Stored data
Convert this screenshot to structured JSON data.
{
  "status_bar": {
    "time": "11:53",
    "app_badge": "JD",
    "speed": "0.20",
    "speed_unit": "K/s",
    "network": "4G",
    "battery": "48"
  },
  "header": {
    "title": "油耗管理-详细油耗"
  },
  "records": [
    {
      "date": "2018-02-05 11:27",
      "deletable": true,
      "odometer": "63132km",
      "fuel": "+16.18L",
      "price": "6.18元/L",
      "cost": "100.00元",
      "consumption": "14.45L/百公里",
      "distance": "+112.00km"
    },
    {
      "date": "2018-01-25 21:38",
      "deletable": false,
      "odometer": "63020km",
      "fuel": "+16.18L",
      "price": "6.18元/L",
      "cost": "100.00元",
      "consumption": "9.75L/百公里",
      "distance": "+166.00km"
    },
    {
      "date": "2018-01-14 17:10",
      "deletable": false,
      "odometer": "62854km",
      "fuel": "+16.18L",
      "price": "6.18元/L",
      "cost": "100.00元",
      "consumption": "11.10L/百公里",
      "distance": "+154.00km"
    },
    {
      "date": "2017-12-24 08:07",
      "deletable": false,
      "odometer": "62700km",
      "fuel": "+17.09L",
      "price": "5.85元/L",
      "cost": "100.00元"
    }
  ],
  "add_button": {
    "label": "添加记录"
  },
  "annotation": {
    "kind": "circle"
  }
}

INSTRUCTIONS FOR THE TASK:
Copy all of the data. Keep every word exactly as it is.

WRITTEN SOLUTION:
Convert this screenshot to structured JSON data.
{
  "status_bar": {
    "time": "11:53",
    "app_badge": "JD",
    "speed": "0.20",
    "speed_unit": "K/s",
    "network": "4G",
    "battery": "48"
  },
  "header": {
    "title": "油耗管理-详细油耗"
  },
  "records": [
    {
      "date": "2018-02-05 11:27",
      "deletable": true,
      "odometer": "63132km",
      "fuel": "+16.18L",
      "price": "6.18元/L",
      "cost": "100.00元",
      "consumption": "14.45L/百公里",
      "distance": "+112.00km"
    },
    {
      "date": "2018-01-25 21:38",
      "deletable": false,
      "odometer": "63020km",
      "fuel": "+16.18L",
      "price": "6.18元/L",
      "cost": "100.00元",
      "consumption": "9.75L/百公里",
      "distance": "+166.00km"
    },
    {
      "date": "2018-01-14 17:10",
      "deletable": false,
      "odometer": "62854km",
      "fuel": "+16.18L",
      "price": "6.18元/L",
      "cost": "100.00元",
      "consumption": "11.10L/百公里",
      "distance": "+154.00km"
    },
    {
      "date": "2017-12-24 08:07",
      "deletable": false,
      "odometer": "62700km",
      "fuel": "+17.09L",
      "price": "5.85元/L",
      "cost": "100.00元"
    }
  ],
  "add_button": {
    "label": "添加记录"
  },
  "annotation": {
    "kind": "circle"
  }
}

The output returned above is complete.